Extract provided:
☆ ☆ ☆

# Supplements Question



## FutureFrogMan (Dec 2, 2008)

What Supplements are you using for your frogs?


----------



## Julio (Oct 8, 2007)

Alot of different ones, Normally i use calcium every other feeding. Repashy calcium, plus a lot of different vitamin supplements on a rotaion, minerall, herptivite, repashy supermin, Vit A, super preen, dendrocare and naturose i think that is it.


----------



## ggazonas (May 11, 2008)

same here

I use repcal, herptivite, supermin, rephashy calcium ICB, naturose, Vit A retinol pulmitate


----------



## frogfreak (Mar 4, 2009)

Julio said:


> Alot of different ones, Normally i use calcium every other feeding. Repashy calcium, plus a lot of different vitamin supplements on a rotaion, minerall, herptivite, repashy supermin, Vit A, super preen, dendrocare and naturose i think that is it.


Would it be possible to get a list of suppliers? The only vits I've seen in Canada are Repcal. Any specific dusting routine?

Thanks


----------



## Julio (Oct 8, 2007)

I get all my repashy stuff from Josh's frogs and also from the bean farm. Not sure if they ship to Canada.


----------



## ChrisK (Oct 28, 2008)

Basic routine is to alternate dusting between the calcium/d3 powder and the vitamin powder, like I feed 3x a week dusting Repcal Monday, Herptivite Wednesday, Repcal Friday, then opposite the next week, and you can rotate the types of calcium and vitamin powders like Julio was saying, just check the expiration dates and don't keep them any longer than 6 months after you open them no matter what the expiration date is


----------



## frogfreak (Mar 4, 2009)

Thanks guys. I'll check around with some of the sponsors. Dry goods usually aren't a problem getting shipped here. Plants, flies, frogs and other feeder insects require permits if you can get them across at all. PITA


----------



## midget (Jul 30, 2009)

i wouldn't use just herpivite and repcal as sole suplments as herpivite lacks propers vit A. the calcium plus from joshs frogs has proper vit a.

☆ ☆ ☆

Entries shown:
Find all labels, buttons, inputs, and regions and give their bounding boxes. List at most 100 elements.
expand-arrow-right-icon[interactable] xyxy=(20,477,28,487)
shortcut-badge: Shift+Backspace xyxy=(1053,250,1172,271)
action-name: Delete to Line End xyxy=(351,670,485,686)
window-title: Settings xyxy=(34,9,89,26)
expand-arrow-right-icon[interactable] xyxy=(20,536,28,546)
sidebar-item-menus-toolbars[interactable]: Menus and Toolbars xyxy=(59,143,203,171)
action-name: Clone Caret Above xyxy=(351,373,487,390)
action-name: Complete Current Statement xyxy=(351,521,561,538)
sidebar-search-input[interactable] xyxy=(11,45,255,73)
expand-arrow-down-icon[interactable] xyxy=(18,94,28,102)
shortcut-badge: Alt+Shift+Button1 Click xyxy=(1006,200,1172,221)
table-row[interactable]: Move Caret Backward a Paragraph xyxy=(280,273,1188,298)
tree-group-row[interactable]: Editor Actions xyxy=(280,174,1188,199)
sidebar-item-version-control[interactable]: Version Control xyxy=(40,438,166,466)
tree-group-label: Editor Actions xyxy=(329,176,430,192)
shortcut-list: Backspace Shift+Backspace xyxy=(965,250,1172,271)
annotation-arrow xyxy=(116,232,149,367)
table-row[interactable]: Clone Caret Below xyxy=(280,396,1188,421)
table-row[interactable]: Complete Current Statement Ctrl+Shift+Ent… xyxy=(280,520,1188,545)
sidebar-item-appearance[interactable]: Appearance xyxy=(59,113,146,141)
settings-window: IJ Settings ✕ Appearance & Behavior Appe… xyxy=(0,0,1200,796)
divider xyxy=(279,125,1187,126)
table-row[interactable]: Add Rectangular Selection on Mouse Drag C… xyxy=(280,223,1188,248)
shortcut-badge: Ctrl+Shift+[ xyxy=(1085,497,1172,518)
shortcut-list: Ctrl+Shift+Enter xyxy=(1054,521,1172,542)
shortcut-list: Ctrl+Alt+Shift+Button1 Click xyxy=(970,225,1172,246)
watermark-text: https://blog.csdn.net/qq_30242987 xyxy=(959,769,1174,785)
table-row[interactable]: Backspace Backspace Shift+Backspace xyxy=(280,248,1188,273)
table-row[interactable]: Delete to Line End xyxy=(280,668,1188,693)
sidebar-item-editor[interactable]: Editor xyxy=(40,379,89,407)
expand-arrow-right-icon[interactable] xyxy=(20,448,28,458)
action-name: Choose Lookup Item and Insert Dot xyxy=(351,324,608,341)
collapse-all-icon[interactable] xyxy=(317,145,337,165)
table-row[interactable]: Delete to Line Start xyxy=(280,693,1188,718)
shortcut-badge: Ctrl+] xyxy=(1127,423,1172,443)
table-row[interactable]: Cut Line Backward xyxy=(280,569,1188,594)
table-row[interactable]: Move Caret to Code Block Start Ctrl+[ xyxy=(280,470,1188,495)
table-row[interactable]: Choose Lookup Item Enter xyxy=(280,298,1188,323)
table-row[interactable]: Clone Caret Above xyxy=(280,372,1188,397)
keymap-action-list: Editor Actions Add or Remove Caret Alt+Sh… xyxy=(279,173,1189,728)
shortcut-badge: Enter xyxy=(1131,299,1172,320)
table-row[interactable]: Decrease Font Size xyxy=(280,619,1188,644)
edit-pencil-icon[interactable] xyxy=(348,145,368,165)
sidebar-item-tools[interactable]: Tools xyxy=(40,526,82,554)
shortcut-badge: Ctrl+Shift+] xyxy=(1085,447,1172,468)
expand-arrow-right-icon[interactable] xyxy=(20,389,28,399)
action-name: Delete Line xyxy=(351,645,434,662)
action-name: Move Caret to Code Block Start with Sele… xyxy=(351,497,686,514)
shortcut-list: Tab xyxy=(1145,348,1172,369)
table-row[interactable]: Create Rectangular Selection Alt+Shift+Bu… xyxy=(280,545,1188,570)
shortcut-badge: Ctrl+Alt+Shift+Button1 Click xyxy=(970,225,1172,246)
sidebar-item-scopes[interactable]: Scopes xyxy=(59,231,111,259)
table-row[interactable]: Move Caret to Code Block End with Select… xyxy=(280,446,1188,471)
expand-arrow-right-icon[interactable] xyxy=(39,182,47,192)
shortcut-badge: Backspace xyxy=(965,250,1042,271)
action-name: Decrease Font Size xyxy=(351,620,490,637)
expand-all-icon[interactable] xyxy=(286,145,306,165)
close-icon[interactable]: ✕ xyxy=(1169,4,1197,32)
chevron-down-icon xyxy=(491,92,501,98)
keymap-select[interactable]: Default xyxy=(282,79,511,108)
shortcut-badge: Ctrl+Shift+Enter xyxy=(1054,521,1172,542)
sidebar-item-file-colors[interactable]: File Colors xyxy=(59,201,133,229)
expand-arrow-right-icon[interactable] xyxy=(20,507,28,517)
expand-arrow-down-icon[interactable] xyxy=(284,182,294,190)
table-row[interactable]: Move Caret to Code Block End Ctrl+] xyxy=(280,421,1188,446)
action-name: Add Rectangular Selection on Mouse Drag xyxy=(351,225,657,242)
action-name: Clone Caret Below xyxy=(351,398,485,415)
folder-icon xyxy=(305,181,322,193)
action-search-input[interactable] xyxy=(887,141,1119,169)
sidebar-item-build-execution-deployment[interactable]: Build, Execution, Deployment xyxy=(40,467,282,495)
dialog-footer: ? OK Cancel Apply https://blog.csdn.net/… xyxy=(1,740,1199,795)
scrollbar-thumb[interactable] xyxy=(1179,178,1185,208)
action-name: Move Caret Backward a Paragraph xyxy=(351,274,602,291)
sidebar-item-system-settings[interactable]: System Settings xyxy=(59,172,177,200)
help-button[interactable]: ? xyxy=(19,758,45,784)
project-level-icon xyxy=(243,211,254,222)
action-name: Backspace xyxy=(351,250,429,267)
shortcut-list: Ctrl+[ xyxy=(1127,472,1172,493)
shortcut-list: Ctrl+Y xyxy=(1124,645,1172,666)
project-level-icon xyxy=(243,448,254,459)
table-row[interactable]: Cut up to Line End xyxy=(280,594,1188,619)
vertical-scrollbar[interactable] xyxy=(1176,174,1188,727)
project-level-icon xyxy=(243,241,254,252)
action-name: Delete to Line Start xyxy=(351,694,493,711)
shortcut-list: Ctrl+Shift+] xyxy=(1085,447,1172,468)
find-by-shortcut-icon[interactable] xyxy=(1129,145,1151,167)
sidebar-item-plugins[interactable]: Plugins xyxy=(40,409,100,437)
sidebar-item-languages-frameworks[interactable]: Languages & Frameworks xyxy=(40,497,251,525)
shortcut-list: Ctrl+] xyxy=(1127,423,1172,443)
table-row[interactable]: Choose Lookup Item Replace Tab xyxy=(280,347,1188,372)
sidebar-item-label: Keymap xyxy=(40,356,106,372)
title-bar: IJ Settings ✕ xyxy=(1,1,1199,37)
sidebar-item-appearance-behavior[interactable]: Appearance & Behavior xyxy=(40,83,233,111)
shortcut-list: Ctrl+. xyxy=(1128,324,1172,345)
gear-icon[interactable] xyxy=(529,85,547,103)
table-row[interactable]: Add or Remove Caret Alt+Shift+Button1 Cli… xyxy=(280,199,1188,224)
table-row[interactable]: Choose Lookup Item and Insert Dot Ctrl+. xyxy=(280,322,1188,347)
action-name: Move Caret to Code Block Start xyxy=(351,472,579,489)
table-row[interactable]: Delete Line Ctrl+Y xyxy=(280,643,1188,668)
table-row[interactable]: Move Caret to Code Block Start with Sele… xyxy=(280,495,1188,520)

☆ ☆ ☆

Exercise requirements:
A - Answer these about the frog supplements thread, one line each:
(i) From which two places does Julio get his Repashy products?
(ii) How many times a week does ChrisK feed?
(iii) According to midget, what does Herptivite lack?
B - Set down the frog supplements thread word for word between "## midget (Jul" and "proper vit a.", inclusive.
C - Carry the frog supplements thread forward from its final post.

In response:
A -
(i) Josh's frogs and the bean farm
(ii) Three times a week
(iii) Proper vitamin A

B -
## midget (Jul 30, 2009)

i wouldn't use just herpivite and repcal as sole suplments as herpivite lacks propers vit A. the calcium plus from joshs frogs has proper vit a.

C -
----------



## Ed (Sep 19, 2004)

midget said:


> i wouldn't use just herpivite and repcal as sole suplments as herpivite lacks propers vit A. the calcium plus from joshs frogs has proper vit a.


Actually this is not true. Herptivite does not supply vitamin A as retinol/retinyl or retinoic acid howerver it does supply vitamin A as beta carotene. There is some indication that hypovitaminosis of A (as retinol) is widespread in captive anurans however this may be entirely due to the way in which we keep the frogs (causing them to have a greater metabolic need). It does not mean or imply that Herptivite is a improper source of vitamin A... (some of it may be due to how we culture the feeder insects...). There is a lot written on this topic on the forum, just search retinol for a better search parameter.. 


Ed


----------



## frogmanroth (May 23, 2006)

I use a a brand called herpcare it is a superfine calcium, i think it works wonders. But thats me. I also use naturose and herptavite vitamins,-they dont coat real good though.


----------



## Ed (Sep 19, 2004)

frogmanroth said:


> I use a a brand called herpcare it is a superfine calcium, i think it works wonders. But thats me. I also use naturose and herptavite vitamins,-they dont coat real good though.


So Herpcare is D3 and calcium carbonate and no other ingredients correct? This is then similar to all of the other superfine calcium supplements and will coat heavily. There really isn't any difference I can see between this product and Rep-Cal with D3 or any other superfine calcium carbonate with D3 supplement. 

Herptivite is a seperate product that depending on your batch may need to occasionally be reground to get a better adhesion. 

It isn't surprising with the naturose as we are using it for a different use than for which it was made. 

Ed


----------



## frogmanroth (May 23, 2006)

Yes Ed, its just a calcium uptake powder, but it is way better. It is the finist thing I have ever used. I mean this is thee finest stuff ever!!! A water drop will cover atleast 4,000 flies. I mean this is the best stuff I've ever seen. But it's only the stuff that I've used. Other than Herpvivite.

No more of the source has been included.